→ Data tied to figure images
----------
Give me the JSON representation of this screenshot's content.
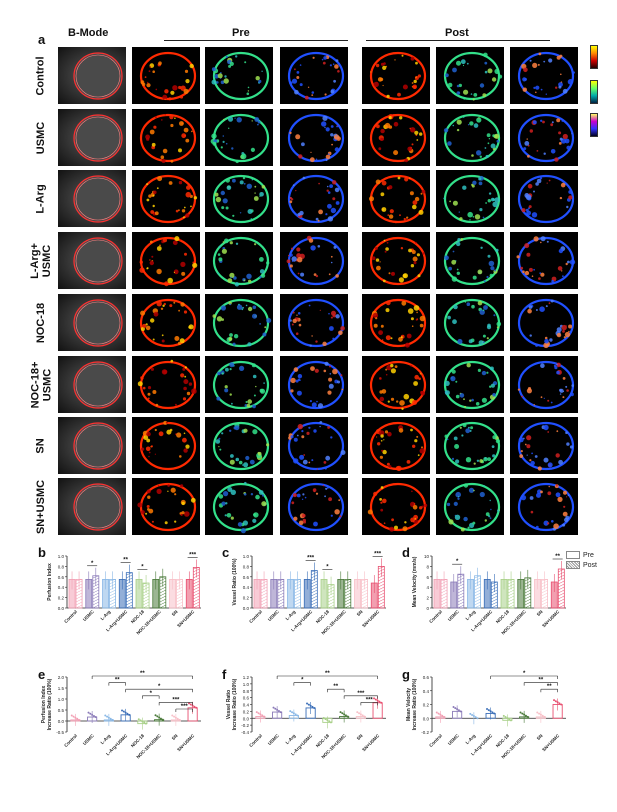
{
  "panel_labels": {
    "a": "a",
    "b": "b",
    "c": "c",
    "d": "d",
    "e": "e",
    "f": "f",
    "g": "g"
  },
  "headers": {
    "bmode": "B-Mode",
    "pre": "Pre",
    "post": "Post"
  },
  "rows": [
    "Control",
    "USMC",
    "L-Arg",
    "L-Arg+\nUSMC",
    "NOC-18",
    "NOC-18+\nUSMC",
    "SN",
    "SN+USMC"
  ],
  "legend": {
    "pre": "Pre",
    "post": "Post"
  },
  "chart_data": [
    {
      "type": "bar",
      "id": "b",
      "ylabel": "Perfusion Index",
      "yticks": [
        "0.0",
        "0.2",
        "0.4",
        "0.6",
        "0.8",
        "1.0"
      ],
      "ylim": [
        0,
        1.0
      ],
      "categories": [
        "Control",
        "USMC",
        "L-Arg",
        "L-Arg+USMC",
        "NOC-18",
        "NOC-18+USMC",
        "SN",
        "SN+USMC"
      ],
      "series": [
        {
          "name": "Pre",
          "values": [
            0.55,
            0.55,
            0.55,
            0.55,
            0.55,
            0.55,
            0.55,
            0.55
          ]
        },
        {
          "name": "Post",
          "values": [
            0.55,
            0.62,
            0.55,
            0.68,
            0.48,
            0.6,
            0.55,
            0.78
          ]
        }
      ],
      "significance": [
        "",
        "*",
        "",
        "**",
        "*",
        "",
        "",
        "***"
      ]
    },
    {
      "type": "bar",
      "id": "c",
      "ylabel": "Vessel Ratio (100%)",
      "yticks": [
        "0.0",
        "0.2",
        "0.4",
        "0.6",
        "0.8",
        "1.0"
      ],
      "ylim": [
        0,
        1.0
      ],
      "categories": [
        "Control",
        "USMC",
        "L-Arg",
        "L-Arg+USMC",
        "NOC-18",
        "NOC-18+USMC",
        "SN",
        "SN+USMC"
      ],
      "series": [
        {
          "name": "Pre",
          "values": [
            0.55,
            0.55,
            0.55,
            0.55,
            0.55,
            0.55,
            0.55,
            0.48
          ]
        },
        {
          "name": "Post",
          "values": [
            0.55,
            0.55,
            0.55,
            0.72,
            0.45,
            0.55,
            0.55,
            0.8
          ]
        }
      ],
      "significance": [
        "",
        "",
        "",
        "***",
        "*",
        "",
        "",
        "***"
      ]
    },
    {
      "type": "bar",
      "id": "d",
      "ylabel": "Mean Velocity (mm/s)",
      "yticks": [
        "0",
        "2",
        "4",
        "6",
        "8",
        "10"
      ],
      "ylim": [
        0,
        10
      ],
      "categories": [
        "Control",
        "USMC",
        "L-Arg",
        "L-Arg+USMC",
        "NOC-18",
        "NOC-18+USMC",
        "SN",
        "SN+USMC"
      ],
      "series": [
        {
          "name": "Pre",
          "values": [
            5.5,
            5.0,
            5.5,
            5.5,
            5.5,
            5.5,
            5.5,
            5.0
          ]
        },
        {
          "name": "Post",
          "values": [
            5.5,
            6.5,
            6.2,
            5.0,
            5.5,
            5.8,
            5.5,
            7.5
          ]
        }
      ],
      "significance": [
        "",
        "*",
        "",
        "",
        "",
        "",
        "",
        "**"
      ]
    },
    {
      "type": "bar",
      "id": "e",
      "ylabel": "Perfusion Index\nIncrease Ratio (100%)",
      "yticks": [
        "-0.5",
        "0.0",
        "0.5",
        "1.0",
        "1.5",
        "2.0"
      ],
      "ylim": [
        -0.5,
        2.0
      ],
      "categories": [
        "Control",
        "USMC",
        "L-Arg",
        "L-Arg+USMC",
        "NOC-18",
        "NOC-18+USMC",
        "SN",
        "SN+USMC"
      ],
      "values": [
        0.05,
        0.18,
        0.05,
        0.28,
        -0.12,
        0.06,
        0.05,
        0.6
      ],
      "significance": [
        {
          "from": 1,
          "to": 7,
          "label": "**"
        },
        {
          "from": 2,
          "to": 3,
          "label": "**"
        },
        {
          "from": 3,
          "to": 7,
          "label": "*"
        },
        {
          "from": 4,
          "to": 5,
          "label": "*"
        },
        {
          "from": 5,
          "to": 7,
          "label": "***"
        },
        {
          "from": 6,
          "to": 7,
          "label": "***"
        }
      ]
    },
    {
      "type": "bar",
      "id": "f",
      "ylabel": "Vessel Ratio\nIncrease Ratio (100%)",
      "yticks": [
        "-0.4",
        "-0.2",
        "0.0",
        "0.2",
        "0.4",
        "0.6",
        "0.8",
        "1.0",
        "1.2"
      ],
      "ylim": [
        -0.4,
        1.2
      ],
      "categories": [
        "Control",
        "USMC",
        "L-Arg",
        "L-Arg+USMC",
        "NOC-18",
        "NOC-18+USMC",
        "SN",
        "SN+USMC"
      ],
      "values": [
        0.05,
        0.18,
        0.08,
        0.3,
        -0.12,
        0.05,
        0.05,
        0.45
      ],
      "significance": [
        {
          "from": 1,
          "to": 7,
          "label": "**"
        },
        {
          "from": 2,
          "to": 3,
          "label": "*"
        },
        {
          "from": 4,
          "to": 5,
          "label": "**"
        },
        {
          "from": 5,
          "to": 7,
          "label": "***"
        },
        {
          "from": 6,
          "to": 7,
          "label": "***"
        }
      ]
    },
    {
      "type": "bar",
      "id": "g",
      "ylabel": "Mean Velocity\nIncrease Ratio (100%)",
      "yticks": [
        "-0.2",
        "0.0",
        "0.2",
        "0.4",
        "0.6"
      ],
      "ylim": [
        -0.2,
        0.6
      ],
      "categories": [
        "Control",
        "USMC",
        "L-Arg",
        "L-Arg+USMC",
        "NOC-18",
        "NOC-18+USMC",
        "SN",
        "SN+USMC"
      ],
      "values": [
        0.02,
        0.1,
        0.0,
        0.07,
        -0.03,
        0.02,
        0.02,
        0.2
      ],
      "significance": [
        {
          "from": 3,
          "to": 7,
          "label": "*"
        },
        {
          "from": 5,
          "to": 7,
          "label": "**"
        },
        {
          "from": 6,
          "to": 7,
          "label": "**"
        }
      ]
    }
  ]
}
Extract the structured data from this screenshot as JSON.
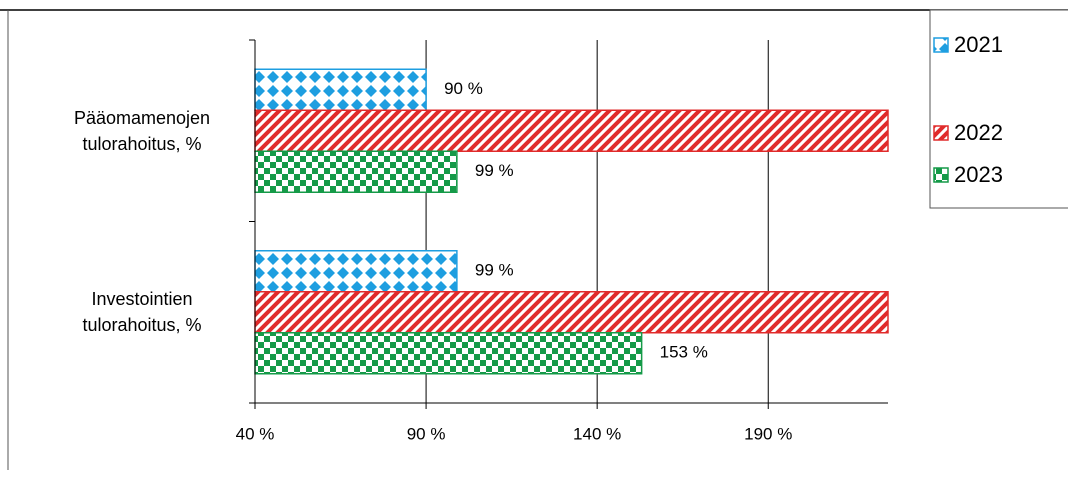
{
  "chart_data": {
    "type": "bar",
    "orientation": "horizontal",
    "categories": [
      "Pääomamenojen tulorahoitus, %",
      "Investointien tulorahoitus, %"
    ],
    "series": [
      {
        "name": "2021",
        "color": "#1e9ee0",
        "pattern": "diamond",
        "values": [
          90,
          99
        ],
        "value_labels": [
          "90 %",
          "99 %"
        ]
      },
      {
        "name": "2022",
        "color": "#e02b2b",
        "pattern": "stripes",
        "values": [
          225,
          225
        ]
      },
      {
        "name": "2023",
        "color": "#159a48",
        "pattern": "checker",
        "values": [
          99,
          153
        ],
        "value_labels": [
          "99 %",
          "153 %"
        ]
      }
    ],
    "xlim": [
      40,
      225
    ],
    "xticks": [
      {
        "value": 40,
        "label": "40 %"
      },
      {
        "value": 90,
        "label": "90 %"
      },
      {
        "value": 140,
        "label": "140 %"
      },
      {
        "value": 190,
        "label": "190 %"
      }
    ],
    "grid": true,
    "legend": "top-right"
  }
}
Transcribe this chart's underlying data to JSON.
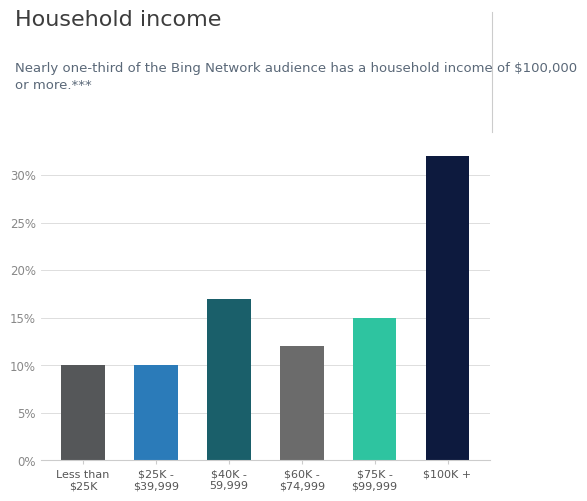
{
  "title": "Household income",
  "subtitle": "Nearly one-third of the Bing Network audience has a household income of $100,000\nor more.***",
  "categories": [
    "Less than\n$25K",
    "$25K -\n$39,999",
    "$40K -\n59,999",
    "$60K -\n$74,999",
    "$75K -\n$99,999",
    "$100K +"
  ],
  "values": [
    0.1,
    0.1,
    0.17,
    0.12,
    0.15,
    0.32
  ],
  "bar_colors": [
    "#555759",
    "#2b7bb9",
    "#1a5f6a",
    "#6b6b6b",
    "#2ec4a0",
    "#0d1a3e"
  ],
  "ylim": [
    0,
    0.345
  ],
  "yticks": [
    0.0,
    0.05,
    0.1,
    0.15,
    0.2,
    0.25,
    0.3
  ],
  "ytick_labels": [
    "0%",
    "5%",
    "10%",
    "15%",
    "20%",
    "25%",
    "30%"
  ],
  "title_color": "#3d3d3d",
  "subtitle_color": "#5a6878",
  "title_fontsize": 16,
  "subtitle_fontsize": 9.5,
  "tick_fontsize": 8.5,
  "xtick_fontsize": 8,
  "background_color": "#ffffff",
  "bar_width": 0.6,
  "grid_color": "#d8d8d8",
  "spine_color": "#cccccc"
}
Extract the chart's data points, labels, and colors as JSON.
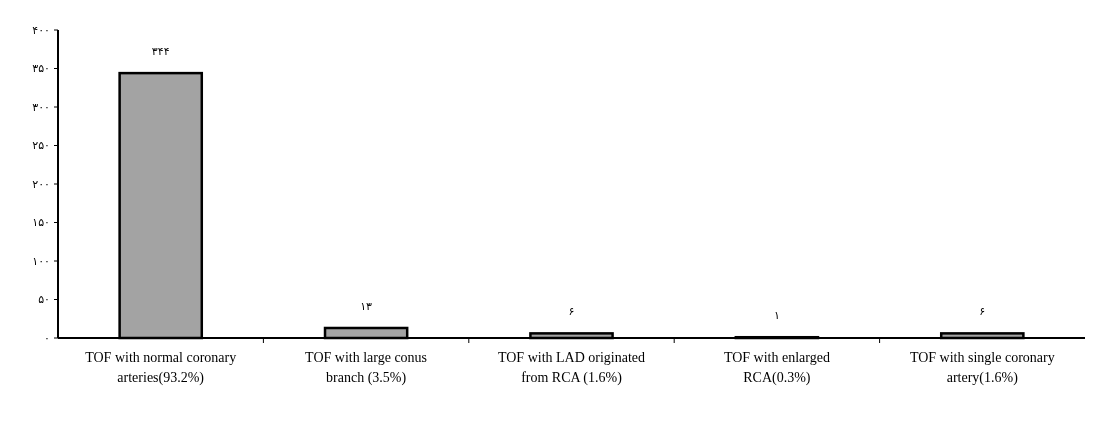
{
  "chart_data": {
    "type": "bar",
    "categories": [
      "TOF with normal coronary arteries(93.2%)",
      "TOF with large conus branch (3.5%)",
      "TOF with LAD originated from RCA (1.6%)",
      "TOF with enlarged RCA(0.3%)",
      "TOF with single coronary artery(1.6%)"
    ],
    "values": [
      344,
      13,
      6,
      1,
      6
    ],
    "value_labels": [
      "۳۴۴",
      "۱۳",
      "۶",
      "۱",
      "۶"
    ],
    "color": "#a3a3a3",
    "ylim": [
      0,
      400
    ],
    "yticks": [
      {
        "value": 0,
        "label": "۰"
      },
      {
        "value": 50,
        "label": "۵۰"
      },
      {
        "value": 100,
        "label": "۱۰۰"
      },
      {
        "value": 150,
        "label": "۱۵۰"
      },
      {
        "value": 200,
        "label": "۲۰۰"
      },
      {
        "value": 250,
        "label": "۲۵۰"
      },
      {
        "value": 300,
        "label": "۳۰۰"
      },
      {
        "value": 350,
        "label": "۳۵۰"
      },
      {
        "value": 400,
        "label": "۴۰۰"
      }
    ],
    "grid": false
  }
}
----------
→ Short problem
Look through the records and count each line that holds "Mean". Write only the total.

→ Solution to this problem
2